WHAT THIS TASK INVOLVES — Can you write out all the lines word for word, with no pictures?
■ ■ ■ ■ ■
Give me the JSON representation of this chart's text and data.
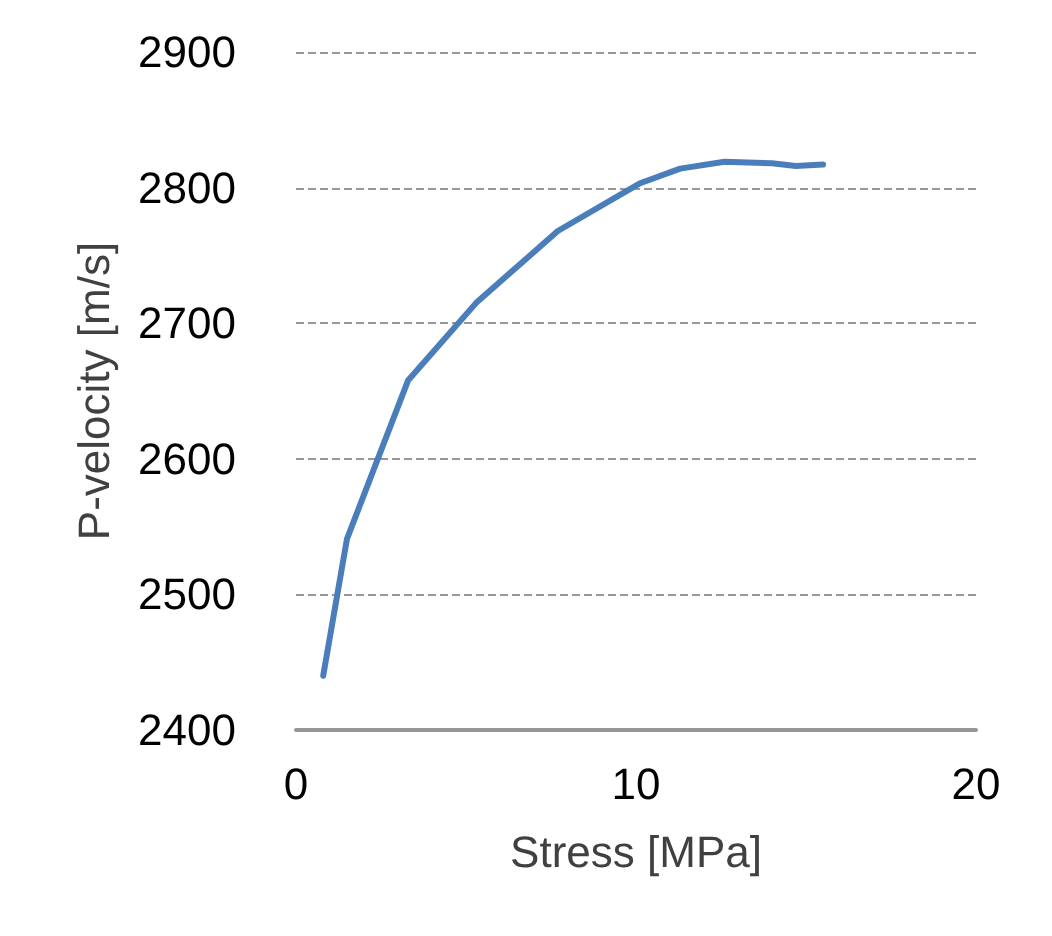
{
  "chart_data": {
    "type": "line",
    "xlabel": "Stress [MPa]",
    "ylabel": "P-velocity [m/s]",
    "xlim": [
      0,
      20
    ],
    "xticks": [
      0,
      10,
      20
    ],
    "ylim": [
      2400,
      2900
    ],
    "yticks": [
      2400,
      2500,
      2600,
      2700,
      2800,
      2900
    ],
    "grid": "y",
    "marker": "none",
    "line_style": "solid",
    "series": [
      {
        "color": "#4a7ebb",
        "x": [
          0.8,
          1.5,
          3.3,
          5.3,
          7.7,
          10.1,
          11.3,
          12.6,
          14.0,
          14.7,
          15.5
        ],
        "values": [
          2440,
          2541,
          2658,
          2715,
          2768,
          2803,
          2814,
          2819,
          2818,
          2816,
          2817
        ]
      }
    ]
  }
}
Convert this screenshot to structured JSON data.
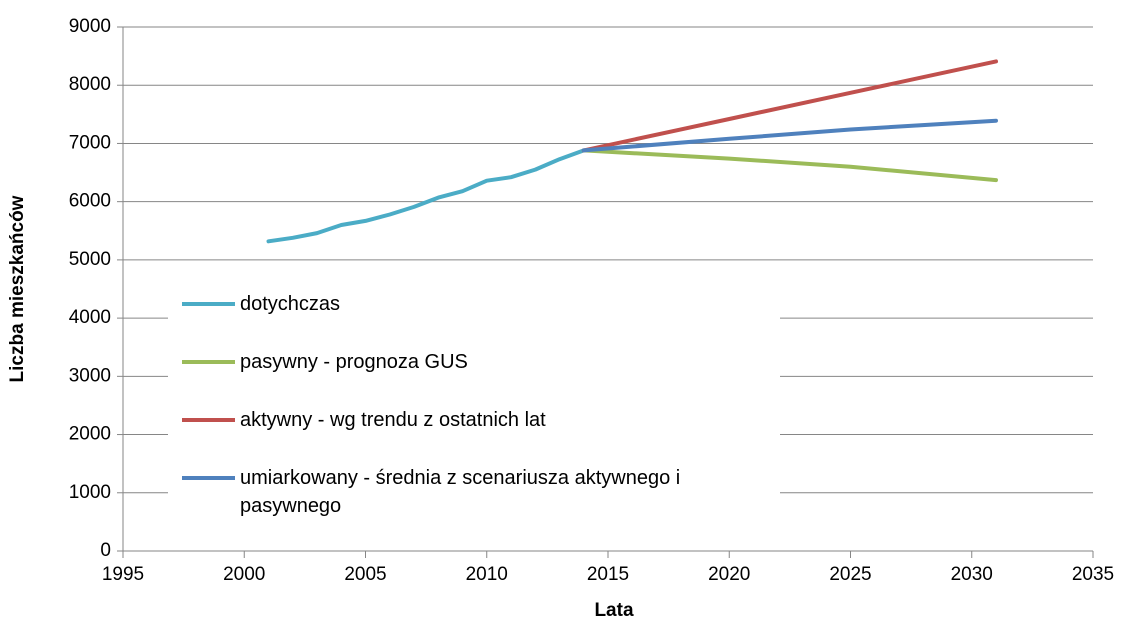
{
  "chart_data": {
    "type": "line",
    "xlabel": "Lata",
    "ylabel": "Liczba mieszkańców",
    "xlim": [
      1995,
      2035
    ],
    "xticks": [
      1995,
      2000,
      2005,
      2010,
      2015,
      2020,
      2025,
      2030,
      2035
    ],
    "ylim": [
      0,
      9000
    ],
    "yticks": [
      0,
      1000,
      2000,
      3000,
      4000,
      5000,
      6000,
      7000,
      8000,
      9000
    ],
    "grid": true,
    "legend": "lower left",
    "series": [
      {
        "name": "dotychczas",
        "color": "#4bacc6",
        "x": [
          2001,
          2002,
          2003,
          2004,
          2005,
          2006,
          2007,
          2008,
          2009,
          2010,
          2011,
          2012,
          2013,
          2014
        ],
        "values": [
          5320,
          5380,
          5460,
          5600,
          5670,
          5780,
          5910,
          6070,
          6180,
          6360,
          6420,
          6550,
          6730,
          6880
        ]
      },
      {
        "name": "pasywny - prognoza GUS",
        "color": "#9bbb59",
        "x": [
          2014,
          2020,
          2025,
          2031
        ],
        "values": [
          6880,
          6740,
          6600,
          6370
        ]
      },
      {
        "name": "aktywny - wg trendu z ostatnich lat",
        "color": "#c0504d",
        "x": [
          2014,
          2020,
          2025,
          2031
        ],
        "values": [
          6880,
          7420,
          7870,
          8410
        ]
      },
      {
        "name": "umiarkowany - średnia z scenariusza aktywnego i pasywnego",
        "color": "#4f81bd",
        "x": [
          2014,
          2020,
          2025,
          2031
        ],
        "values": [
          6880,
          7080,
          7240,
          7390
        ]
      }
    ]
  }
}
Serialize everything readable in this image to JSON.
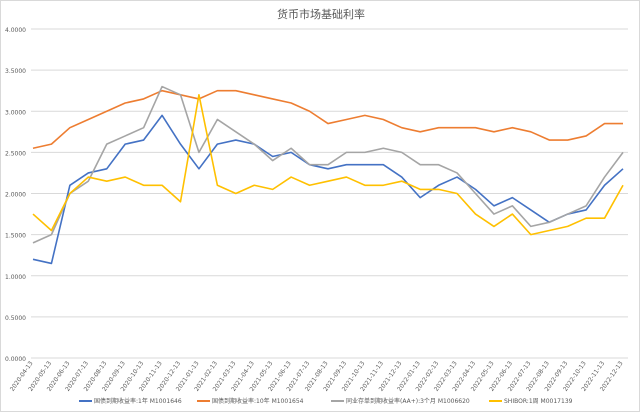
{
  "chart_data": {
    "type": "line",
    "title": "货币市场基础利率",
    "xlabel": "",
    "ylabel": "",
    "ylim": [
      0,
      4
    ],
    "yticks": [
      "0.0000",
      "0.5000",
      "1.0000",
      "1.5000",
      "2.0000",
      "2.5000",
      "3.0000",
      "3.5000",
      "4.0000"
    ],
    "grid": true,
    "legend_position": "bottom",
    "categories": [
      "2020-04-13",
      "2020-05-13",
      "2020-06-13",
      "2020-07-13",
      "2020-08-13",
      "2020-09-13",
      "2020-10-13",
      "2020-11-13",
      "2020-12-13",
      "2021-01-13",
      "2021-02-13",
      "2021-03-13",
      "2021-04-13",
      "2021-05-13",
      "2021-06-13",
      "2021-07-13",
      "2021-08-13",
      "2021-09-13",
      "2021-10-13",
      "2021-11-13",
      "2021-12-13",
      "2022-01-13",
      "2022-02-13",
      "2022-03-13",
      "2022-04-13",
      "2022-05-13",
      "2022-06-13",
      "2022-07-13",
      "2022-08-13",
      "2022-09-13",
      "2022-10-13",
      "2022-11-13",
      "2022-12-13"
    ],
    "series": [
      {
        "name": "国债到期收益率:1年 M1001646",
        "color": "#4472c4",
        "values": [
          1.2,
          1.15,
          2.1,
          2.25,
          2.3,
          2.6,
          2.65,
          2.95,
          2.6,
          2.3,
          2.6,
          2.65,
          2.6,
          2.45,
          2.5,
          2.35,
          2.3,
          2.35,
          2.35,
          2.35,
          2.2,
          1.95,
          2.1,
          2.2,
          2.05,
          1.85,
          1.95,
          1.8,
          1.65,
          1.75,
          1.8,
          2.1,
          2.3
        ]
      },
      {
        "name": "国债到期收益率:10年 M1001654",
        "color": "#ed7d31",
        "values": [
          2.55,
          2.6,
          2.8,
          2.9,
          3.0,
          3.1,
          3.15,
          3.25,
          3.2,
          3.15,
          3.25,
          3.25,
          3.2,
          3.15,
          3.1,
          3.0,
          2.85,
          2.9,
          2.95,
          2.9,
          2.8,
          2.75,
          2.8,
          2.8,
          2.8,
          2.75,
          2.8,
          2.75,
          2.65,
          2.65,
          2.7,
          2.85,
          2.85
        ]
      },
      {
        "name": "同业存单到期收益率(AA+):3个月 M1006620",
        "color": "#a5a5a5",
        "values": [
          1.4,
          1.5,
          2.0,
          2.15,
          2.6,
          2.7,
          2.8,
          3.3,
          3.2,
          2.5,
          2.9,
          2.75,
          2.6,
          2.4,
          2.55,
          2.35,
          2.35,
          2.5,
          2.5,
          2.55,
          2.5,
          2.35,
          2.35,
          2.25,
          2.0,
          1.75,
          1.85,
          1.6,
          1.65,
          1.75,
          1.85,
          2.2,
          2.5
        ]
      },
      {
        "name": "SHIBOR:1周 M0017139",
        "color": "#ffc000",
        "values": [
          1.75,
          1.55,
          2.0,
          2.2,
          2.15,
          2.2,
          2.1,
          2.1,
          1.9,
          3.2,
          2.1,
          2.0,
          2.1,
          2.05,
          2.2,
          2.1,
          2.15,
          2.2,
          2.1,
          2.1,
          2.15,
          2.05,
          2.05,
          2.0,
          1.75,
          1.6,
          1.75,
          1.5,
          1.55,
          1.6,
          1.7,
          1.7,
          2.1
        ]
      }
    ]
  }
}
■ ■ ■ ■ ■
TASK ANSWER —
Give me the JSON representation of this chart's text and data.
{
  "chart_data": {
    "type": "line",
    "xlabel": "Stress [MPa]",
    "ylabel": "P-velocity [m/s]",
    "xlim": [
      0,
      20
    ],
    "xticks": [
      0,
      10,
      20
    ],
    "ylim": [
      2400,
      2900
    ],
    "yticks": [
      2400,
      2500,
      2600,
      2700,
      2800,
      2900
    ],
    "grid": "y",
    "marker": "none",
    "line_style": "solid",
    "series": [
      {
        "color": "#4a7ebb",
        "x": [
          0.8,
          1.5,
          3.3,
          5.3,
          7.7,
          10.1,
          11.3,
          12.6,
          14.0,
          14.7,
          15.5
        ],
        "values": [
          2440,
          2541,
          2658,
          2715,
          2768,
          2803,
          2814,
          2819,
          2818,
          2816,
          2817
        ]
      }
    ]
  }
}
Convert this screenshot to structured JSON data.
{
  "chart_data": {
    "type": "line",
    "xlabel": "Lata",
    "ylabel": "Liczba mieszkańców",
    "xlim": [
      1995,
      2035
    ],
    "xticks": [
      1995,
      2000,
      2005,
      2010,
      2015,
      2020,
      2025,
      2030,
      2035
    ],
    "ylim": [
      0,
      9000
    ],
    "yticks": [
      0,
      1000,
      2000,
      3000,
      4000,
      5000,
      6000,
      7000,
      8000,
      9000
    ],
    "grid": true,
    "legend": "lower left",
    "series": [
      {
        "name": "dotychczas",
        "color": "#4bacc6",
        "x": [
          2001,
          2002,
          2003,
          2004,
          2005,
          2006,
          2007,
          2008,
          2009,
          2010,
          2011,
          2012,
          2013,
          2014
        ],
        "values": [
          5320,
          5380,
          5460,
          5600,
          5670,
          5780,
          5910,
          6070,
          6180,
          6360,
          6420,
          6550,
          6730,
          6880
        ]
      },
      {
        "name": "pasywny - prognoza GUS",
        "color": "#9bbb59",
        "x": [
          2014,
          2020,
          2025,
          2031
        ],
        "values": [
          6880,
          6740,
          6600,
          6370
        ]
      },
      {
        "name": "aktywny - wg trendu z ostatnich lat",
        "color": "#c0504d",
        "x": [
          2014,
          2020,
          2025,
          2031
        ],
        "values": [
          6880,
          7420,
          7870,
          8410
        ]
      },
      {
        "name": "umiarkowany - średnia z scenariusza aktywnego i pasywnego",
        "color": "#4f81bd",
        "x": [
          2014,
          2020,
          2025,
          2031
        ],
        "values": [
          6880,
          7080,
          7240,
          7390
        ]
      }
    ]
  }
}
Serialize everything readable in this image to JSON.
{
  "chart_data": {
    "type": "line",
    "title": "货币市场基础利率",
    "xlabel": "",
    "ylabel": "",
    "ylim": [
      0,
      4
    ],
    "yticks": [
      "0.0000",
      "0.5000",
      "1.0000",
      "1.5000",
      "2.0000",
      "2.5000",
      "3.0000",
      "3.5000",
      "4.0000"
    ],
    "grid": true,
    "legend_position": "bottom",
    "categories": [
      "2020-04-13",
      "2020-05-13",
      "2020-06-13",
      "2020-07-13",
      "2020-08-13",
      "2020-09-13",
      "2020-10-13",
      "2020-11-13",
      "2020-12-13",
      "2021-01-13",
      "2021-02-13",
      "2021-03-13",
      "2021-04-13",
      "2021-05-13",
      "2021-06-13",
      "2021-07-13",
      "2021-08-13",
      "2021-09-13",
      "2021-10-13",
      "2021-11-13",
      "2021-12-13",
      "2022-01-13",
      "2022-02-13",
      "2022-03-13",
      "2022-04-13",
      "2022-05-13",
      "2022-06-13",
      "2022-07-13",
      "2022-08-13",
      "2022-09-13",
      "2022-10-13",
      "2022-11-13",
      "2022-12-13"
    ],
    "series": [
      {
        "name": "国债到期收益率:1年 M1001646",
        "color": "#4472c4",
        "values": [
          1.2,
          1.15,
          2.1,
          2.25,
          2.3,
          2.6,
          2.65,
          2.95,
          2.6,
          2.3,
          2.6,
          2.65,
          2.6,
          2.45,
          2.5,
          2.35,
          2.3,
          2.35,
          2.35,
          2.35,
          2.2,
          1.95,
          2.1,
          2.2,
          2.05,
          1.85,
          1.95,
          1.8,
          1.65,
          1.75,
          1.8,
          2.1,
          2.3
        ]
      },
      {
        "name": "国债到期收益率:10年 M1001654",
        "color": "#ed7d31",
        "values": [
          2.55,
          2.6,
          2.8,
          2.9,
          3.0,
          3.1,
          3.15,
          3.25,
          3.2,
          3.15,
          3.25,
          3.25,
          3.2,
          3.15,
          3.1,
          3.0,
          2.85,
          2.9,
          2.95,
          2.9,
          2.8,
          2.75,
          2.8,
          2.8,
          2.8,
          2.75,
          2.8,
          2.75,
          2.65,
          2.65,
          2.7,
          2.85,
          2.85
        ]
      },
      {
        "name": "同业存单到期收益率(AA+):3个月 M1006620",
        "color": "#a5a5a5",
        "values": [
          1.4,
          1.5,
          2.0,
          2.15,
          2.6,
          2.7,
          2.8,
          3.3,
          3.2,
          2.5,
          2.9,
          2.75,
          2.6,
          2.4,
          2.55,
          2.35,
          2.35,
          2.5,
          2.5,
          2.55,
          2.5,
          2.35,
          2.35,
          2.25,
          2.0,
          1.75,
          1.85,
          1.6,
          1.65,
          1.75,
          1.85,
          2.2,
          2.5
        ]
      },
      {
        "name": "SHIBOR:1周 M0017139",
        "color": "#ffc000",
        "values": [
          1.75,
          1.55,
          2.0,
          2.2,
          2.15,
          2.2,
          2.1,
          2.1,
          1.9,
          3.2,
          2.1,
          2.0,
          2.1,
          2.05,
          2.2,
          2.1,
          2.15,
          2.2,
          2.1,
          2.1,
          2.15,
          2.05,
          2.05,
          2.0,
          1.75,
          1.6,
          1.75,
          1.5,
          1.55,
          1.6,
          1.7,
          1.7,
          2.1
        ]
      }
    ]
  }
}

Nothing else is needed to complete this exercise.